# START OF STORED DATA

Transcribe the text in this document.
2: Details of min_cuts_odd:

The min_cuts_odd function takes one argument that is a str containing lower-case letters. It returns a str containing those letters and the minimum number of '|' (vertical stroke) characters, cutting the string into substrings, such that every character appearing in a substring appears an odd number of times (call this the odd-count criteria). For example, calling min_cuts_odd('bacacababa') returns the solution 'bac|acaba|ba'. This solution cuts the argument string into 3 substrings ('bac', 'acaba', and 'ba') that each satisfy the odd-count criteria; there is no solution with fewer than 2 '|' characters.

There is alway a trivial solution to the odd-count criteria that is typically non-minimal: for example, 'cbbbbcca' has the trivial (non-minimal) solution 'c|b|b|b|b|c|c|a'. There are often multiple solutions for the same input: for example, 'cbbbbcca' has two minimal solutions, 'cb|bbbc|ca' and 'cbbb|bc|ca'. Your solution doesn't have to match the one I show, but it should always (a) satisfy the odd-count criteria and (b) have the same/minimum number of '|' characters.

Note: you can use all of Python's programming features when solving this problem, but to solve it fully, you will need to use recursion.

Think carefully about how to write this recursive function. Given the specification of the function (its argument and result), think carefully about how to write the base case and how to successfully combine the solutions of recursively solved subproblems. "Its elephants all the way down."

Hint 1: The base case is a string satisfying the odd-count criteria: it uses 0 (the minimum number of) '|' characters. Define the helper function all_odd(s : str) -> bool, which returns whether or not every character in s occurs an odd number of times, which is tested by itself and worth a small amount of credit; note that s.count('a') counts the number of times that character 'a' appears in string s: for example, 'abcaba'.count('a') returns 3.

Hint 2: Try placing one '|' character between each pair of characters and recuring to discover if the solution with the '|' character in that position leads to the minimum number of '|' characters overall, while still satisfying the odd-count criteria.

# END OF STORED DATA
# START OF STORED DATA

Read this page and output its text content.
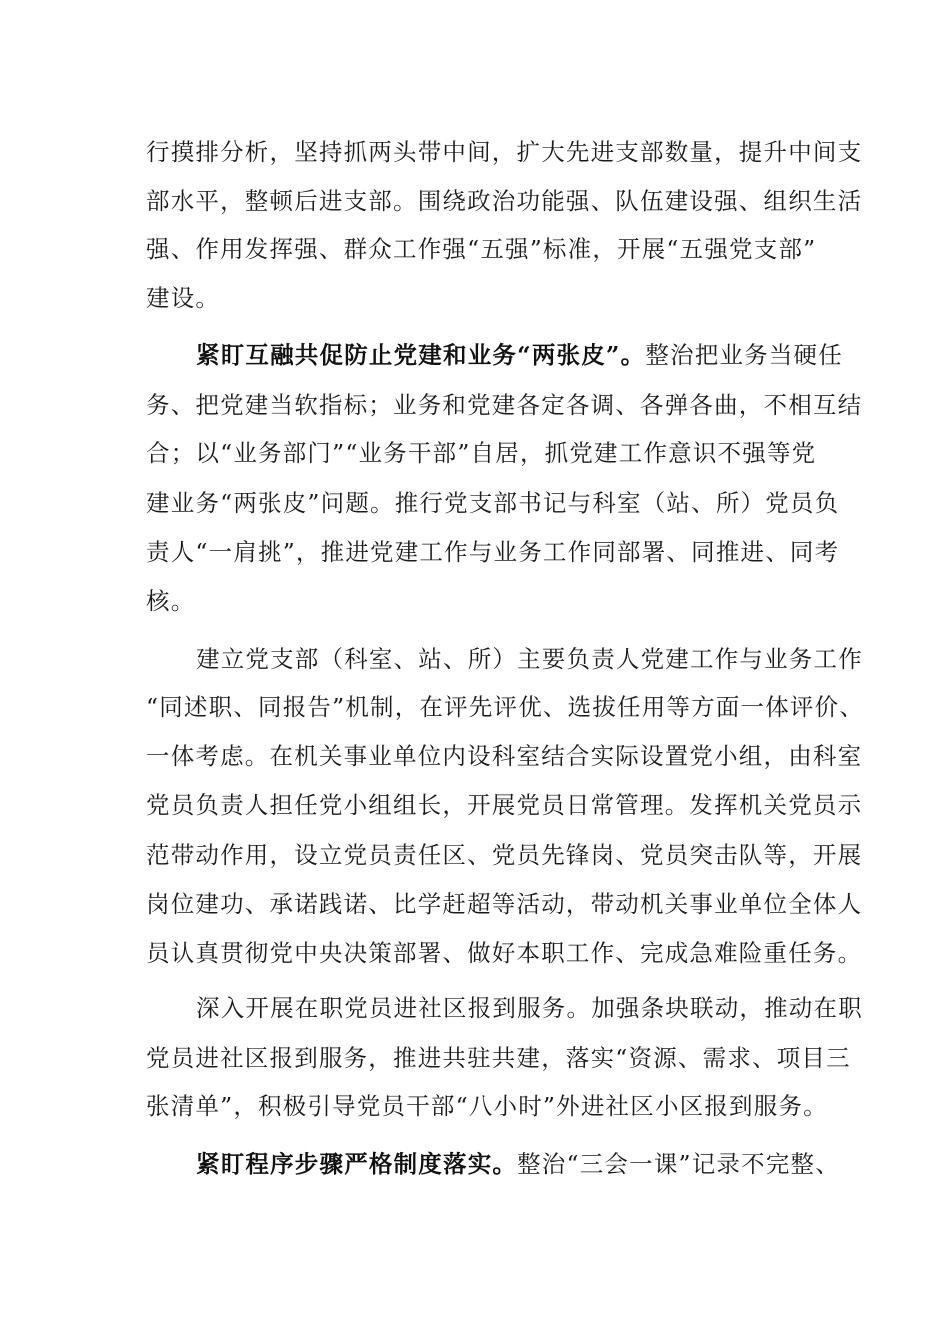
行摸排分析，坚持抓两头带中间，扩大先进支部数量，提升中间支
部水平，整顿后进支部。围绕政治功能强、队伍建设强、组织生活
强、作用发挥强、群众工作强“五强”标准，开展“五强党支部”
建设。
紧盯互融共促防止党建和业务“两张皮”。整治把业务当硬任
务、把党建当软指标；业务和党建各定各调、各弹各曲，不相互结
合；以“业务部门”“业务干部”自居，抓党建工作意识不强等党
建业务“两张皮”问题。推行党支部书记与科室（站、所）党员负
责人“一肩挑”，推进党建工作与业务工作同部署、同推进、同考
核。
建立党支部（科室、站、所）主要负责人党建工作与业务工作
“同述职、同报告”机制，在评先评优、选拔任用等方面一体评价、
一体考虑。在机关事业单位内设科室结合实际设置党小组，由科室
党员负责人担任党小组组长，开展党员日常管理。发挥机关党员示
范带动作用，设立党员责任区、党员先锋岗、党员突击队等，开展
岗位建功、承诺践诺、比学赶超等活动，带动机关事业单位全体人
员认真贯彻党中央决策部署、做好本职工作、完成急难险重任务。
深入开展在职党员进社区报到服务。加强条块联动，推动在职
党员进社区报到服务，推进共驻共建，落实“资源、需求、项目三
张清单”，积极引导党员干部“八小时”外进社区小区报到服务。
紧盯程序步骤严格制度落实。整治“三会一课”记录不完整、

# END OF STORED DATA

Select all lines with the word "text" from the entries above.

— OUTPUT OF THE EXERCISE —
Transcribe the text in this document.
Read this page and output its text content.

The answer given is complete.